### Information shown
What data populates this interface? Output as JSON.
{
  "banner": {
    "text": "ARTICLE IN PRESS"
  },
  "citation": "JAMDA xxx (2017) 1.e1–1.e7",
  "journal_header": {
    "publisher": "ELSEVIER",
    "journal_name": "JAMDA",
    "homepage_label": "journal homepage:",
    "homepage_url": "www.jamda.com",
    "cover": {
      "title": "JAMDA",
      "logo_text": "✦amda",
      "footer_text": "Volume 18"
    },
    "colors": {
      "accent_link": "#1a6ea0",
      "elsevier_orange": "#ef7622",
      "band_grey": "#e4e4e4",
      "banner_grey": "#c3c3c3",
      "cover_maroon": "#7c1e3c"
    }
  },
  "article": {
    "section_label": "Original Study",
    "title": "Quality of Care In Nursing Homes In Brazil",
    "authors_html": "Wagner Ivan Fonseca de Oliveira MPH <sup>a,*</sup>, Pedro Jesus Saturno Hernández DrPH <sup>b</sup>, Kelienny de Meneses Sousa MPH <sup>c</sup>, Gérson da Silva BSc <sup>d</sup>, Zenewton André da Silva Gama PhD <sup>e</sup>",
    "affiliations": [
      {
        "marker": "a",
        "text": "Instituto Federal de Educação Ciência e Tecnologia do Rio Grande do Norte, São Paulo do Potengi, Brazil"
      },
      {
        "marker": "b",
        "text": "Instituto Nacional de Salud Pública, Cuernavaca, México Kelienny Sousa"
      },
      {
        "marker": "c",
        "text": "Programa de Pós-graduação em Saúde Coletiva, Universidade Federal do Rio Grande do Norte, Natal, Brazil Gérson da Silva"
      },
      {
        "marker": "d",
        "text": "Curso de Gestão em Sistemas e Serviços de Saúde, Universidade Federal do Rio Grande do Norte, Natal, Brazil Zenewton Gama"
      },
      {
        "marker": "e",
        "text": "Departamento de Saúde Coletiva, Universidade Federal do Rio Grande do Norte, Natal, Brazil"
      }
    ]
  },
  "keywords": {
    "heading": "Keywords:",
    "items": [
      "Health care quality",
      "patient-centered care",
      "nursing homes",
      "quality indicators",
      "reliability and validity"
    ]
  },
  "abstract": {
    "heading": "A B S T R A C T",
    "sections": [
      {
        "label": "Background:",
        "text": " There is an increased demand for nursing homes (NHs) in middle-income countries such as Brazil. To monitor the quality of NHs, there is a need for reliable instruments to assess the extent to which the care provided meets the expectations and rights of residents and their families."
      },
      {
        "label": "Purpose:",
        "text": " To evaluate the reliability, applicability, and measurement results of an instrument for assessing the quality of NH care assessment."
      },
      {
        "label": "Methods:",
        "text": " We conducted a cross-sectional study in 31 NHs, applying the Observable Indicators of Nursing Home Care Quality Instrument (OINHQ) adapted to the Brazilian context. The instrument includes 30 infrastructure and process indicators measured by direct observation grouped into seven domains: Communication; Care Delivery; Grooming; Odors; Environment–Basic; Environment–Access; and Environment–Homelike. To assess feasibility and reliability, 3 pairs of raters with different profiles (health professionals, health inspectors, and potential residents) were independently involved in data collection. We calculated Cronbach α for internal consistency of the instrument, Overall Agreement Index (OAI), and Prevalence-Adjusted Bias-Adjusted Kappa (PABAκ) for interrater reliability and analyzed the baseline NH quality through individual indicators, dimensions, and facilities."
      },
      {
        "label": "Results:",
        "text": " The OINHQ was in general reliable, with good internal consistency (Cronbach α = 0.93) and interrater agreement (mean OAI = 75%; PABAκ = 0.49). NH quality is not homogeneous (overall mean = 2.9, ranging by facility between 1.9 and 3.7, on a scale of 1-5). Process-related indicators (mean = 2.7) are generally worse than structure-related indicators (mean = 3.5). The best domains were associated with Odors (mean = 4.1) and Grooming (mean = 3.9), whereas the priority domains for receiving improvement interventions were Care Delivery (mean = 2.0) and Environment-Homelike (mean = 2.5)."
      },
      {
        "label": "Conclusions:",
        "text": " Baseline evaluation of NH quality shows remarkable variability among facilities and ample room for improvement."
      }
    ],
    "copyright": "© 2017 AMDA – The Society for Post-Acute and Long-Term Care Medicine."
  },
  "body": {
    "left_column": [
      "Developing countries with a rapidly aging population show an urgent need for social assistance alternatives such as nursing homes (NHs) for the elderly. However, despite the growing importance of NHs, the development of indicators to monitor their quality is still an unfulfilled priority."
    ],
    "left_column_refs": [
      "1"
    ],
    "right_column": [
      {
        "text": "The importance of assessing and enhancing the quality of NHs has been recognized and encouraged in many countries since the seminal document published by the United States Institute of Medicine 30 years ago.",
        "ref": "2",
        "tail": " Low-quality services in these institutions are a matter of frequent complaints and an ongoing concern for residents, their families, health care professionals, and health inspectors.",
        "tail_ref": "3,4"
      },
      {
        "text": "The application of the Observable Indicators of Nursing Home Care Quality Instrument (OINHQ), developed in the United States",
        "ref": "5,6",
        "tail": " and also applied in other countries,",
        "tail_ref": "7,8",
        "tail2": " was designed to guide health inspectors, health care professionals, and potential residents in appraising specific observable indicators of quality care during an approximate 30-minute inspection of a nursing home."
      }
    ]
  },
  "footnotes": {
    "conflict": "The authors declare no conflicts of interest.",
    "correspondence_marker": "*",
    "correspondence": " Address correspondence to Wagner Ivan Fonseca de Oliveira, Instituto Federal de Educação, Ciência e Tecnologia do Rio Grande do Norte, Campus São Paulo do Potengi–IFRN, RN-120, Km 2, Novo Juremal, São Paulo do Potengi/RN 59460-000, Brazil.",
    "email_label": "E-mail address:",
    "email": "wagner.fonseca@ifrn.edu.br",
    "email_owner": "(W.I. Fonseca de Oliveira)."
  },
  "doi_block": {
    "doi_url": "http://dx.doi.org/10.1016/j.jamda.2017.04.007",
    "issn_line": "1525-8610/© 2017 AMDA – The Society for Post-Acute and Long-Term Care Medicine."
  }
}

### What you should do
Copy out the whole listing, exactly as written.

### Written answer
What data populates this interface? Output as JSON.
{
  "banner": {
    "text": "ARTICLE IN PRESS"
  },
  "citation": "JAMDA xxx (2017) 1.e1–1.e7",
  "journal_header": {
    "publisher": "ELSEVIER",
    "journal_name": "JAMDA",
    "homepage_label": "journal homepage:",
    "homepage_url": "www.jamda.com",
    "cover": {
      "title": "JAMDA",
      "logo_text": "✦amda",
      "footer_text": "Volume 18"
    },
    "colors": {
      "accent_link": "#1a6ea0",
      "elsevier_orange": "#ef7622",
      "band_grey": "#e4e4e4",
      "banner_grey": "#c3c3c3",
      "cover_maroon": "#7c1e3c"
    }
  },
  "article": {
    "section_label": "Original Study",
    "title": "Quality of Care In Nursing Homes In Brazil",
    "authors_html": "Wagner Ivan Fonseca de Oliveira MPH <sup>a,*</sup>, Pedro Jesus Saturno Hernández DrPH <sup>b</sup>, Kelienny de Meneses Sousa MPH <sup>c</sup>, Gérson da Silva BSc <sup>d</sup>, Zenewton André da Silva Gama PhD <sup>e</sup>",
    "affiliations": [
      {
        "marker": "a",
        "text": "Instituto Federal de Educação Ciência e Tecnologia do Rio Grande do Norte, São Paulo do Potengi, Brazil"
      },
      {
        "marker": "b",
        "text": "Instituto Nacional de Salud Pública, Cuernavaca, México Kelienny Sousa"
      },
      {
        "marker": "c",
        "text": "Programa de Pós-graduação em Saúde Coletiva, Universidade Federal do Rio Grande do Norte, Natal, Brazil Gérson da Silva"
      },
      {
        "marker": "d",
        "text": "Curso de Gestão em Sistemas e Serviços de Saúde, Universidade Federal do Rio Grande do Norte, Natal, Brazil Zenewton Gama"
      },
      {
        "marker": "e",
        "text": "Departamento de Saúde Coletiva, Universidade Federal do Rio Grande do Norte, Natal, Brazil"
      }
    ]
  },
  "keywords": {
    "heading": "Keywords:",
    "items": [
      "Health care quality",
      "patient-centered care",
      "nursing homes",
      "quality indicators",
      "reliability and validity"
    ]
  },
  "abstract": {
    "heading": "A B S T R A C T",
    "sections": [
      {
        "label": "Background:",
        "text": " There is an increased demand for nursing homes (NHs) in middle-income countries such as Brazil. To monitor the quality of NHs, there is a need for reliable instruments to assess the extent to which the care provided meets the expectations and rights of residents and their families."
      },
      {
        "label": "Purpose:",
        "text": " To evaluate the reliability, applicability, and measurement results of an instrument for assessing the quality of NH care assessment."
      },
      {
        "label": "Methods:",
        "text": " We conducted a cross-sectional study in 31 NHs, applying the Observable Indicators of Nursing Home Care Quality Instrument (OINHQ) adapted to the Brazilian context. The instrument includes 30 infrastructure and process indicators measured by direct observation grouped into seven domains: Communication; Care Delivery; Grooming; Odors; Environment–Basic; Environment–Access; and Environment–Homelike. To assess feasibility and reliability, 3 pairs of raters with different profiles (health professionals, health inspectors, and potential residents) were independently involved in data collection. We calculated Cronbach α for internal consistency of the instrument, Overall Agreement Index (OAI), and Prevalence-Adjusted Bias-Adjusted Kappa (PABAκ) for interrater reliability and analyzed the baseline NH quality through individual indicators, dimensions, and facilities."
      },
      {
        "label": "Results:",
        "text": " The OINHQ was in general reliable, with good internal consistency (Cronbach α = 0.93) and interrater agreement (mean OAI = 75%; PABAκ = 0.49). NH quality is not homogeneous (overall mean = 2.9, ranging by facility between 1.9 and 3.7, on a scale of 1-5). Process-related indicators (mean = 2.7) are generally worse than structure-related indicators (mean = 3.5). The best domains were associated with Odors (mean = 4.1) and Grooming (mean = 3.9), whereas the priority domains for receiving improvement interventions were Care Delivery (mean = 2.0) and Environment-Homelike (mean = 2.5)."
      },
      {
        "label": "Conclusions:",
        "text": " Baseline evaluation of NH quality shows remarkable variability among facilities and ample room for improvement."
      }
    ],
    "copyright": "© 2017 AMDA – The Society for Post-Acute and Long-Term Care Medicine."
  },
  "body": {
    "left_column": [
      "Developing countries with a rapidly aging population show an urgent need for social assistance alternatives such as nursing homes (NHs) for the elderly. However, despite the growing importance of NHs, the development of indicators to monitor their quality is still an unfulfilled priority."
    ],
    "left_column_refs": [
      "1"
    ],
    "right_column": [
      {
        "text": "The importance of assessing and enhancing the quality of NHs has been recognized and encouraged in many countries since the seminal document published by the United States Institute of Medicine 30 years ago.",
        "ref": "2",
        "tail": " Low-quality services in these institutions are a matter of frequent complaints and an ongoing concern for residents, their families, health care professionals, and health inspectors.",
        "tail_ref": "3,4"
      },
      {
        "text": "The application of the Observable Indicators of Nursing Home Care Quality Instrument (OINHQ), developed in the United States",
        "ref": "5,6",
        "tail": " and also applied in other countries,",
        "tail_ref": "7,8",
        "tail2": " was designed to guide health inspectors, health care professionals, and potential residents in appraising specific observable indicators of quality care during an approximate 30-minute inspection of a nursing home."
      }
    ]
  },
  "footnotes": {
    "conflict": "The authors declare no conflicts of interest.",
    "correspondence_marker": "*",
    "correspondence": " Address correspondence to Wagner Ivan Fonseca de Oliveira, Instituto Federal de Educação, Ciência e Tecnologia do Rio Grande do Norte, Campus São Paulo do Potengi–IFRN, RN-120, Km 2, Novo Juremal, São Paulo do Potengi/RN 59460-000, Brazil.",
    "email_label": "E-mail address:",
    "email": "wagner.fonseca@ifrn.edu.br",
    "email_owner": "(W.I. Fonseca de Oliveira)."
  },
  "doi_block": {
    "doi_url": "http://dx.doi.org/10.1016/j.jamda.2017.04.007",
    "issn_line": "1525-8610/© 2017 AMDA – The Society for Post-Acute and Long-Term Care Medicine."
  }
}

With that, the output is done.